### [EXERCISE GOAL]
Report only the number of lines in this material that include the string "subtitle".

[Data items]
..........
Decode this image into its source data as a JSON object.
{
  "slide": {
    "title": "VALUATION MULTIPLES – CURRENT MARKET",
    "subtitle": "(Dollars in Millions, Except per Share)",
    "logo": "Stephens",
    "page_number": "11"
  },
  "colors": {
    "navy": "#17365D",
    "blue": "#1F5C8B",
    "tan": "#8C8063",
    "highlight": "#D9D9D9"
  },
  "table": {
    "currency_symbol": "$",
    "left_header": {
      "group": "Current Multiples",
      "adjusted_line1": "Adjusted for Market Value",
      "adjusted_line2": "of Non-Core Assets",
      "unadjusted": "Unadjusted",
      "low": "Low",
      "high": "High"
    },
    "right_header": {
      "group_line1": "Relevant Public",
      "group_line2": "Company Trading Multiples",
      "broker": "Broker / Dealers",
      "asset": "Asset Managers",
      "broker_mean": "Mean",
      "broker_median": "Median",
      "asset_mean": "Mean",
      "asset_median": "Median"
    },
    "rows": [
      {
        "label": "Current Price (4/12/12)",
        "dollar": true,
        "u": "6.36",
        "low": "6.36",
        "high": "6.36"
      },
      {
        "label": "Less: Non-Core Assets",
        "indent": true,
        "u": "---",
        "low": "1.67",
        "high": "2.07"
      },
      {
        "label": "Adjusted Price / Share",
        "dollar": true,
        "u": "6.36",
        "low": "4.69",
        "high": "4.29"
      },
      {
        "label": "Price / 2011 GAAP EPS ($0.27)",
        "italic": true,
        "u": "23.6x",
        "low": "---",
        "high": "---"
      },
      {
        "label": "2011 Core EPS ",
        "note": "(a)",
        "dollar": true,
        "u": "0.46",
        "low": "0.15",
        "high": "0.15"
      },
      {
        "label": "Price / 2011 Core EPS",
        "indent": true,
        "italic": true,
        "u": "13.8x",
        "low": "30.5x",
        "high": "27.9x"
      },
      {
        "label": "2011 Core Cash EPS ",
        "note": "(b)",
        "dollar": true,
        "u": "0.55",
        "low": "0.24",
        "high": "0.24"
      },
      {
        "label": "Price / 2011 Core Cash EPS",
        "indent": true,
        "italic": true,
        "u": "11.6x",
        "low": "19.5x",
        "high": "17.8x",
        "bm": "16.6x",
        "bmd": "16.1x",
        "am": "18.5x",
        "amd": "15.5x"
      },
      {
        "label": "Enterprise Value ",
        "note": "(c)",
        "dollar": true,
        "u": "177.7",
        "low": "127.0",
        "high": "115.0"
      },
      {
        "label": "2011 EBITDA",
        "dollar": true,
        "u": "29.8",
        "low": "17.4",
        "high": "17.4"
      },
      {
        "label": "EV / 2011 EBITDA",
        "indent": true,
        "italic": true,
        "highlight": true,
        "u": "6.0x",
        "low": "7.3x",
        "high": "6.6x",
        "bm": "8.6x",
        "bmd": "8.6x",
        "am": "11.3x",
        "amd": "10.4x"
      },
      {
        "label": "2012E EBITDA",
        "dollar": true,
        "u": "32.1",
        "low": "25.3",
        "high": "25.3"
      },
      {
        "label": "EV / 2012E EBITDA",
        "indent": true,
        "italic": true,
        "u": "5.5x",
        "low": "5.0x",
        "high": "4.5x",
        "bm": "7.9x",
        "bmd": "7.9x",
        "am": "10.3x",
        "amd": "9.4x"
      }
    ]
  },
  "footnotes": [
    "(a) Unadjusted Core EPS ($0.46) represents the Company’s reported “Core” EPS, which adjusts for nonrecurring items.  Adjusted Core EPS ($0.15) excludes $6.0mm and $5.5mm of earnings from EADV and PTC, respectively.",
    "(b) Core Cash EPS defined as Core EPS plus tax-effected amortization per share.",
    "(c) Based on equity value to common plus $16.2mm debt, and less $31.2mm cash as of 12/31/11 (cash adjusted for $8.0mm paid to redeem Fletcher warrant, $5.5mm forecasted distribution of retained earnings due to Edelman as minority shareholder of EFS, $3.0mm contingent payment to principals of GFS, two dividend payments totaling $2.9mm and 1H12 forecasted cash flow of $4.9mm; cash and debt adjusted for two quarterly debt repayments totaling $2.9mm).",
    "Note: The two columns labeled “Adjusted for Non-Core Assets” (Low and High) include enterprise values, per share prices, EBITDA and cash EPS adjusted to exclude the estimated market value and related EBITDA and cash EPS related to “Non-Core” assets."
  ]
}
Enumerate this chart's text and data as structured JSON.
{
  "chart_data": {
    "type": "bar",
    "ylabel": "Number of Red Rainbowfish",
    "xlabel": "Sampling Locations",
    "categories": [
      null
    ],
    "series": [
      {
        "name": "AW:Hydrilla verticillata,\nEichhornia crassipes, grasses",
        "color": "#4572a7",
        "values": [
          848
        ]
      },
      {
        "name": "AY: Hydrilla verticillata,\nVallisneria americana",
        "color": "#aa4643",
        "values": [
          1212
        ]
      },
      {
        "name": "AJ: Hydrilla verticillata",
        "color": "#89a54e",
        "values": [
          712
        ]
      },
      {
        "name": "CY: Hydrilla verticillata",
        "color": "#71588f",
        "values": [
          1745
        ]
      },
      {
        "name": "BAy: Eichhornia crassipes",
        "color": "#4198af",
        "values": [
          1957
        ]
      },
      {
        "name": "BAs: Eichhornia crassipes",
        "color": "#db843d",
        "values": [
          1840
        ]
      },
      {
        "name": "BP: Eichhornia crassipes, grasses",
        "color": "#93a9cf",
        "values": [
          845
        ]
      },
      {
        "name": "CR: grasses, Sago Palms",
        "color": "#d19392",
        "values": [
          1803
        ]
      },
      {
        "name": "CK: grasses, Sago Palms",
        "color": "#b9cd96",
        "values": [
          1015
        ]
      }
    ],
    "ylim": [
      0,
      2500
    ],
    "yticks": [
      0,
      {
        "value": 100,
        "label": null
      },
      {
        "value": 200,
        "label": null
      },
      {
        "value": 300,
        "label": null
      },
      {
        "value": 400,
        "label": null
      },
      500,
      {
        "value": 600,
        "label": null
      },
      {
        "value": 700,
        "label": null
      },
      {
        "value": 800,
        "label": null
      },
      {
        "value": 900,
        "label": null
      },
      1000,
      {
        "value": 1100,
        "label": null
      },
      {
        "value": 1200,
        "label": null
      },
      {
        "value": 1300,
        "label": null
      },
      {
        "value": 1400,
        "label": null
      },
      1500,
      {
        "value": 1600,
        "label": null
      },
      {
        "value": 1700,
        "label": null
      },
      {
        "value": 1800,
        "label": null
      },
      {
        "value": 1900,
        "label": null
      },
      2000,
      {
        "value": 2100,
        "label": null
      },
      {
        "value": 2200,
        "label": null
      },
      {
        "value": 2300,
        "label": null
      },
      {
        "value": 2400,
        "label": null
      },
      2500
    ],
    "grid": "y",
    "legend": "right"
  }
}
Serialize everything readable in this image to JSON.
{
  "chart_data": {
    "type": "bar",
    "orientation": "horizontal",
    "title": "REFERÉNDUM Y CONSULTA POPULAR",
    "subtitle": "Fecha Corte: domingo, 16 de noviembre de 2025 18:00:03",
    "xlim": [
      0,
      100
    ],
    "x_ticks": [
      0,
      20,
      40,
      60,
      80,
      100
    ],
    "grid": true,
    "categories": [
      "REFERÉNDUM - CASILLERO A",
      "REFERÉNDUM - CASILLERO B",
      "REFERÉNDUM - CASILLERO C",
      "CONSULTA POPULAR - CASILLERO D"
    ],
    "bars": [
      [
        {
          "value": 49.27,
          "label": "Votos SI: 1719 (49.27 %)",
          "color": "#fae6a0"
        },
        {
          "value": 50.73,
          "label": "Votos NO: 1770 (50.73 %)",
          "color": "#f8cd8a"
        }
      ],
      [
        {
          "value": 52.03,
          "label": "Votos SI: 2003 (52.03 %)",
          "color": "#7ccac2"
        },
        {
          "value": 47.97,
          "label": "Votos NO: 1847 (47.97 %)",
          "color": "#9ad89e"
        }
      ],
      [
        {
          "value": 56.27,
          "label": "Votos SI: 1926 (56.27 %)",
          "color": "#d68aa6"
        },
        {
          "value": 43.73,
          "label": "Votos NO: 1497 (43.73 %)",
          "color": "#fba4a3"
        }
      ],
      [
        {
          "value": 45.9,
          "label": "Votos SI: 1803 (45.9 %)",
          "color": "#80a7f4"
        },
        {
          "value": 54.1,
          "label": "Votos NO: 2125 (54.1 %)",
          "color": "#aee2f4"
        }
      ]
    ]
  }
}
..........
### [OUTPUT]
2